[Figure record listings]
* * *

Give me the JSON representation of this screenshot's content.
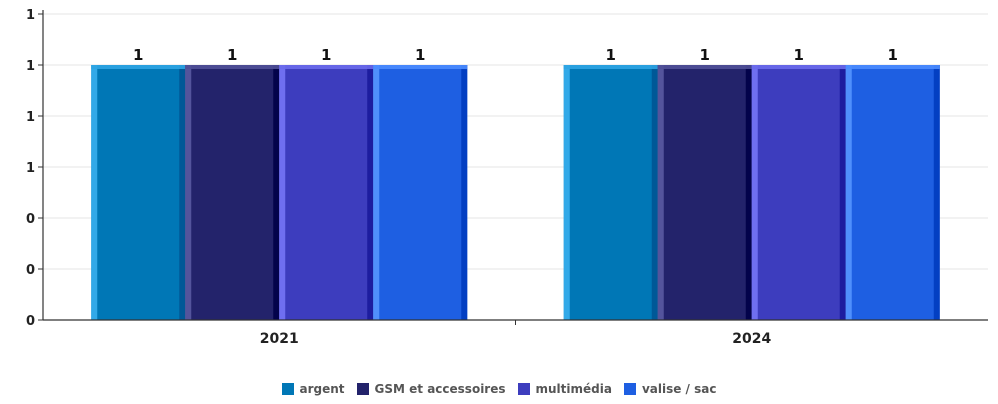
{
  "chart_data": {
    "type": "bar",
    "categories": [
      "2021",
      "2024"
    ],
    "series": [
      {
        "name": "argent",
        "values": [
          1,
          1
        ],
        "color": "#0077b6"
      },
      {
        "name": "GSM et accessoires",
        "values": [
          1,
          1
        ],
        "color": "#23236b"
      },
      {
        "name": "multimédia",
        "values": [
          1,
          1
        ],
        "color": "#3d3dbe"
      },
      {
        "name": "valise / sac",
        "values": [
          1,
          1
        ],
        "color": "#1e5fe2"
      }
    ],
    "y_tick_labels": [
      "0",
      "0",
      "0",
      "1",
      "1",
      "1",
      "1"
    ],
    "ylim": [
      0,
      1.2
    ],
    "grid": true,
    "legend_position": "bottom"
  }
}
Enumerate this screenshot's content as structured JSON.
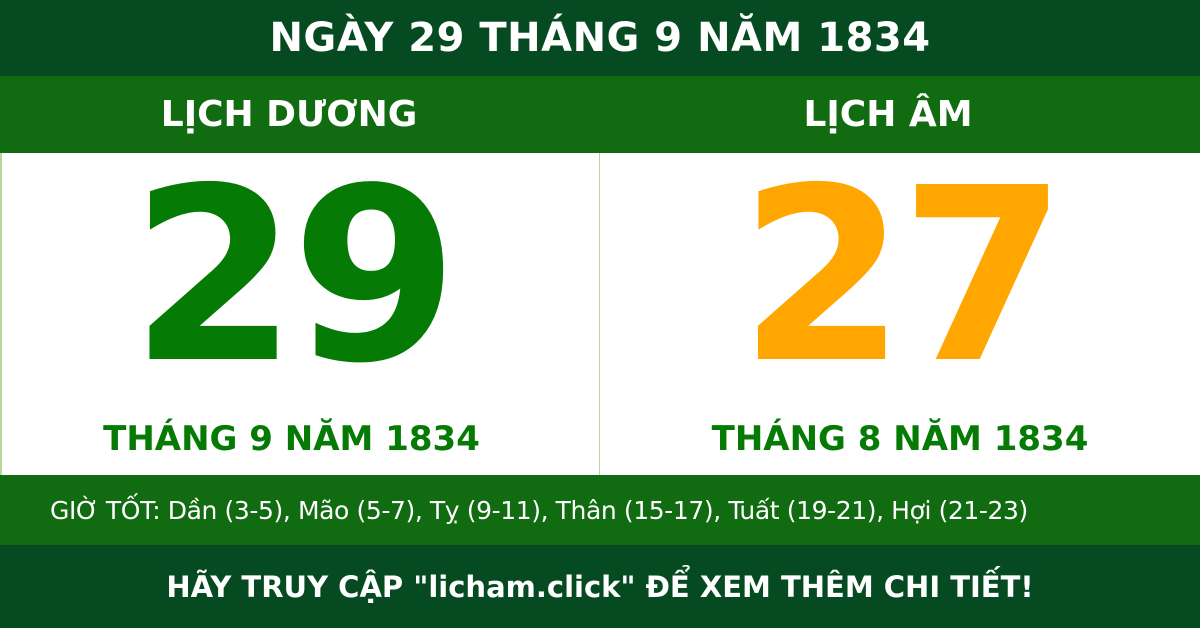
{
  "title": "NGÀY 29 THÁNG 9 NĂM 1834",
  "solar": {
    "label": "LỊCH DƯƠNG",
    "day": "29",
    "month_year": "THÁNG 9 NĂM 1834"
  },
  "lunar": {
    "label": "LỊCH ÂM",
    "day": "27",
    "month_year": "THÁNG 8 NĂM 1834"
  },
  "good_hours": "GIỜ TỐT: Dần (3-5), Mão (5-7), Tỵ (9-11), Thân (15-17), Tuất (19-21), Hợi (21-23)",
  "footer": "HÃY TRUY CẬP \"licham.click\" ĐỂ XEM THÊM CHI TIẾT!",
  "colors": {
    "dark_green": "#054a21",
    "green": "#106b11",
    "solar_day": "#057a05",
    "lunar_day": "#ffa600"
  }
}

* * *

● **WHAT TO PRODUCE**: Copy out all lines where the word "content" appears.

● **SOLUTION TO THE PROBLEM**:
Give me the JSON representation of this screenshot's content.
Enumerate this screenshot's content as structured JSON.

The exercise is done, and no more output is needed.